━━━ DATASET EXCERPTS ━━━
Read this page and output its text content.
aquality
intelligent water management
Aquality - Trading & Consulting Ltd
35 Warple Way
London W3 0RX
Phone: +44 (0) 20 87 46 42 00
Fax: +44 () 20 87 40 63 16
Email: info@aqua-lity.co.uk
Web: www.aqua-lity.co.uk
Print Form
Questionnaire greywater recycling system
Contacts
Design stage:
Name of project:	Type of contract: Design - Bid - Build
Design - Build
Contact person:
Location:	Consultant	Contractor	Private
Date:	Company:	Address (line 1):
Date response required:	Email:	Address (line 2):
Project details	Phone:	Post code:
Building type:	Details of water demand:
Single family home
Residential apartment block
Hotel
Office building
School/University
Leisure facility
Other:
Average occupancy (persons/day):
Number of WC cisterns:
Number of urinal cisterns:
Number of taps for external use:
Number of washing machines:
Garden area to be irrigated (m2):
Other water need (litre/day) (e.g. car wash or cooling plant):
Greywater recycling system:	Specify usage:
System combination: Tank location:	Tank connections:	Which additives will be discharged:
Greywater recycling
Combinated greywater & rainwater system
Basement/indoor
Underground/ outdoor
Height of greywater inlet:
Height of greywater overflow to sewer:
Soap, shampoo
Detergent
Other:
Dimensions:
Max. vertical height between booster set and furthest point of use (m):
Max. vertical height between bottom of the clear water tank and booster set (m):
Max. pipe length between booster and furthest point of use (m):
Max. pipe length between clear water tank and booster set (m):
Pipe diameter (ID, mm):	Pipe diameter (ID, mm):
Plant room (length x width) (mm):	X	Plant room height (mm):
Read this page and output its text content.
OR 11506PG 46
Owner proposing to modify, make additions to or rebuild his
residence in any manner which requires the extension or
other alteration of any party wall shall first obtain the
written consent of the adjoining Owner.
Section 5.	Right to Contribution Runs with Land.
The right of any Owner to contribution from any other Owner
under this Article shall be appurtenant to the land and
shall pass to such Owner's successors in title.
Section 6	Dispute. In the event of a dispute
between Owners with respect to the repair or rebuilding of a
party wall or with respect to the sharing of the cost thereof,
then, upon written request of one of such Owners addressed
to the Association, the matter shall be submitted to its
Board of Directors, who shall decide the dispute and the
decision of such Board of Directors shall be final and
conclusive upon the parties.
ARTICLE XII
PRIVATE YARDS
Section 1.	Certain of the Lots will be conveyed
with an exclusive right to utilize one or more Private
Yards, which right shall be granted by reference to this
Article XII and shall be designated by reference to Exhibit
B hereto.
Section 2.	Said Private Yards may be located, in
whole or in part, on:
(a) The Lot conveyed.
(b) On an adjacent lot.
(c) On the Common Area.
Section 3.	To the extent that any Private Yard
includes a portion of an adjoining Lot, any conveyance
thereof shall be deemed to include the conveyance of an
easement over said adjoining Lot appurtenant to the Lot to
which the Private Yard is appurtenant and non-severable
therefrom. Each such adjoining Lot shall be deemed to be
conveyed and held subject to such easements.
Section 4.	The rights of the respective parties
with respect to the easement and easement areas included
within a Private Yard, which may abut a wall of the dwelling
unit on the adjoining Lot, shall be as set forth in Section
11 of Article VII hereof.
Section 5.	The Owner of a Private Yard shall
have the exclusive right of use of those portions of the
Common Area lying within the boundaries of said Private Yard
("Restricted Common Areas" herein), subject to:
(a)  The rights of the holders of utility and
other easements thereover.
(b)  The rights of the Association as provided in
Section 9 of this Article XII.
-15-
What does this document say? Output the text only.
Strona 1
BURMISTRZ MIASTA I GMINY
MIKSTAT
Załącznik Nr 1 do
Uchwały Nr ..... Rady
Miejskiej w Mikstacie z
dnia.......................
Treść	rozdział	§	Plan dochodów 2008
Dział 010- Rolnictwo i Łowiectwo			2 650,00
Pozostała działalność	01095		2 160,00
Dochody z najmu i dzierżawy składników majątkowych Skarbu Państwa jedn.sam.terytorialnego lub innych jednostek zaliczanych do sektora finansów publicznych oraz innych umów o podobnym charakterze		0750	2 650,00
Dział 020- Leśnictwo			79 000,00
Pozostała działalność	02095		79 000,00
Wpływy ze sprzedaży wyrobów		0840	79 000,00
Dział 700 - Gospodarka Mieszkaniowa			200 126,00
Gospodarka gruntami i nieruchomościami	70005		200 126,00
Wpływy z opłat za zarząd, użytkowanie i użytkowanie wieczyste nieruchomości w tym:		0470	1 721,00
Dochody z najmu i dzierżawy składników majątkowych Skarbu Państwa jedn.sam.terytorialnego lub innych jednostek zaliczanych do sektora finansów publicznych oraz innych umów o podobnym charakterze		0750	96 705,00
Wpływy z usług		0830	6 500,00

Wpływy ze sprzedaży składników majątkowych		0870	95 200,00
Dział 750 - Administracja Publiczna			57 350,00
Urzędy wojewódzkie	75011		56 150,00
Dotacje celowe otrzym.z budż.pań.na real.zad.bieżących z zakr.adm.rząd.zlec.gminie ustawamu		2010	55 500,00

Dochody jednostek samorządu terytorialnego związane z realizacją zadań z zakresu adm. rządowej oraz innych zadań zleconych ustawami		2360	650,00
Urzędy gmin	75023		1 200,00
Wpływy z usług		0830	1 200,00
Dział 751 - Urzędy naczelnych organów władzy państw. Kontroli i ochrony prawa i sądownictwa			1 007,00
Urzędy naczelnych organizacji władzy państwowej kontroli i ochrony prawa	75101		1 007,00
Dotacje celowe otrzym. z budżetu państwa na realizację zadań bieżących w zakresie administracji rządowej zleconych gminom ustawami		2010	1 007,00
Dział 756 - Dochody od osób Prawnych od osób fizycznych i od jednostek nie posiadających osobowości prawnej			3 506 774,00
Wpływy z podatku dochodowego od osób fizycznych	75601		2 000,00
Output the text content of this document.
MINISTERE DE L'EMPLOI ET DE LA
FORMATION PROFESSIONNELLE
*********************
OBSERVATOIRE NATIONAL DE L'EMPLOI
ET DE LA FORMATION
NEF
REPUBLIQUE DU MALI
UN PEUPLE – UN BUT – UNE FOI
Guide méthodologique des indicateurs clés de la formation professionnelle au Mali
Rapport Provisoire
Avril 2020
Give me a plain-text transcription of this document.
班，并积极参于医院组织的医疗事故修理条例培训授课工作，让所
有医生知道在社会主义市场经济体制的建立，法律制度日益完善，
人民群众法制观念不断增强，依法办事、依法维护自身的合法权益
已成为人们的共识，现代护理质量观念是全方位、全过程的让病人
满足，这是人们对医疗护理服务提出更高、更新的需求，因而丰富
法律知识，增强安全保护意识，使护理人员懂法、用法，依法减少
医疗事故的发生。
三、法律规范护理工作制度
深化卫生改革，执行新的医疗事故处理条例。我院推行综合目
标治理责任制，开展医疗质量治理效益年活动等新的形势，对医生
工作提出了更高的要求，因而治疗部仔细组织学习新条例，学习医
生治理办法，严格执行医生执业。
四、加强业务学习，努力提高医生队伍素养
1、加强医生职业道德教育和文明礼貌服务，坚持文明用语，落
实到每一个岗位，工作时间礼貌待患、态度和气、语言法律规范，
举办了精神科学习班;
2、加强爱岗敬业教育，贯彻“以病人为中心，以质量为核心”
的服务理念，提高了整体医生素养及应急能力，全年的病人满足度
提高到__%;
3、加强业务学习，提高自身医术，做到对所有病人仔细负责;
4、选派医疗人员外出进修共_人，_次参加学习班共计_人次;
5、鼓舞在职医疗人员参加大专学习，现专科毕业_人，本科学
━━━
Your task is to pick out every line with the string "written" and copy it.

ANSWER TO THIS EXERCISE:
written consent of the adjoining Owner.
then, upon written request of one of such Owners addressed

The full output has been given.